Nothing but the listing below, retyped exactly, should appear in the answer.
START Information given
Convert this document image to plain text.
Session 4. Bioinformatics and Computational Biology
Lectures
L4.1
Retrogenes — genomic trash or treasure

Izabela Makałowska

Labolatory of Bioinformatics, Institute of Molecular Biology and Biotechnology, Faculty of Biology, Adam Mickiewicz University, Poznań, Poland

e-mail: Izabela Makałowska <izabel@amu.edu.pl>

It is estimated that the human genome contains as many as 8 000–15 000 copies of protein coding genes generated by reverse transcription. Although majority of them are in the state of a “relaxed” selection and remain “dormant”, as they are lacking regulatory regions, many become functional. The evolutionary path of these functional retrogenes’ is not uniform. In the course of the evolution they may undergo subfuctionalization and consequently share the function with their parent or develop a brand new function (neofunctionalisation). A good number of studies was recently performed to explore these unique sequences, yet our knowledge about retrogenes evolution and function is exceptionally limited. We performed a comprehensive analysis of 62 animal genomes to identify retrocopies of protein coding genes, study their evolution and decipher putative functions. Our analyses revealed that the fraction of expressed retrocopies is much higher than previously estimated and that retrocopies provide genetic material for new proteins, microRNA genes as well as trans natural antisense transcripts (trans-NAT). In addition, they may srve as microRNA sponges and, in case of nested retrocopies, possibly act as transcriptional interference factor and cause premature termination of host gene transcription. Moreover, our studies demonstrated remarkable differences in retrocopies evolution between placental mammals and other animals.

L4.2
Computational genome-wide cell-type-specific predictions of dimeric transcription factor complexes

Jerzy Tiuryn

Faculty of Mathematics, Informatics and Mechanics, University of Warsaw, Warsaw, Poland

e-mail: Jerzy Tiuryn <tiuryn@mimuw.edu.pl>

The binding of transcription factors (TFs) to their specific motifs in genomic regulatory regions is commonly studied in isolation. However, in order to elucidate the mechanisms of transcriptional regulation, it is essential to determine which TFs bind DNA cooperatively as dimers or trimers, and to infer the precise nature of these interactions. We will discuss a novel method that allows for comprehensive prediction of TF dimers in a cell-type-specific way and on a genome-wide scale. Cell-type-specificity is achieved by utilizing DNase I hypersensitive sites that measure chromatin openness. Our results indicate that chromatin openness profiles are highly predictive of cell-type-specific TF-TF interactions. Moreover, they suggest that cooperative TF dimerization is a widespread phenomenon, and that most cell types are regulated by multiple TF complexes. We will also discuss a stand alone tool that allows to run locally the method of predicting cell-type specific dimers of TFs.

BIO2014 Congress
END Information given
Answer for this exercise -
Convert this document image to plain text.
Session 4. Bioinformatics and Computational Biology
Lectures
L4.1
Retrogenes — genomic trash or treasure

Izabela Makałowska

Labolatory of Bioinformatics, Institute of Molecular Biology and Biotechnology, Faculty of Biology, Adam Mickiewicz University, Poznań, Poland

e-mail: Izabela Makałowska <izabel@amu.edu.pl>

It is estimated that the human genome contains as many as 8 000–15 000 copies of protein coding genes generated by reverse transcription. Although majority of them are in the state of a “relaxed” selection and remain “dormant”, as they are lacking regulatory regions, many become functional. The evolutionary path of these functional retrogenes’ is not uniform. In the course of the evolution they may undergo subfuctionalization and consequently share the function with their parent or develop a brand new function (neofunctionalisation). A good number of studies was recently performed to explore these unique sequences, yet our knowledge about retrogenes evolution and function is exceptionally limited. We performed a comprehensive analysis of 62 animal genomes to identify retrocopies of protein coding genes, study their evolution and decipher putative functions. Our analyses revealed that the fraction of expressed retrocopies is much higher than previously estimated and that retrocopies provide genetic material for new proteins, microRNA genes as well as trans natural antisense transcripts (trans-NAT). In addition, they may srve as microRNA sponges and, in case of nested retrocopies, possibly act as transcriptional interference factor and cause premature termination of host gene transcription. Moreover, our studies demonstrated remarkable differences in retrocopies evolution between placental mammals and other animals.

L4.2
Computational genome-wide cell-type-specific predictions of dimeric transcription factor complexes

Jerzy Tiuryn

Faculty of Mathematics, Informatics and Mechanics, University of Warsaw, Warsaw, Poland

e-mail: Jerzy Tiuryn <tiuryn@mimuw.edu.pl>

The binding of transcription factors (TFs) to their specific motifs in genomic regulatory regions is commonly studied in isolation. However, in order to elucidate the mechanisms of transcriptional regulation, it is essential to determine which TFs bind DNA cooperatively as dimers or trimers, and to infer the precise nature of these interactions. We will discuss a novel method that allows for comprehensive prediction of TF dimers in a cell-type-specific way and on a genome-wide scale. Cell-type-specificity is achieved by utilizing DNase I hypersensitive sites that measure chromatin openness. Our results indicate that chromatin openness profiles are highly predictive of cell-type-specific TF-TF interactions. Moreover, they suggest that cooperative TF dimerization is a widespread phenomenon, and that most cell types are regulated by multiple TF complexes. We will also discuss a stand alone tool that allows to run locally the method of predicting cell-type specific dimers of TFs.

BIO2014 Congress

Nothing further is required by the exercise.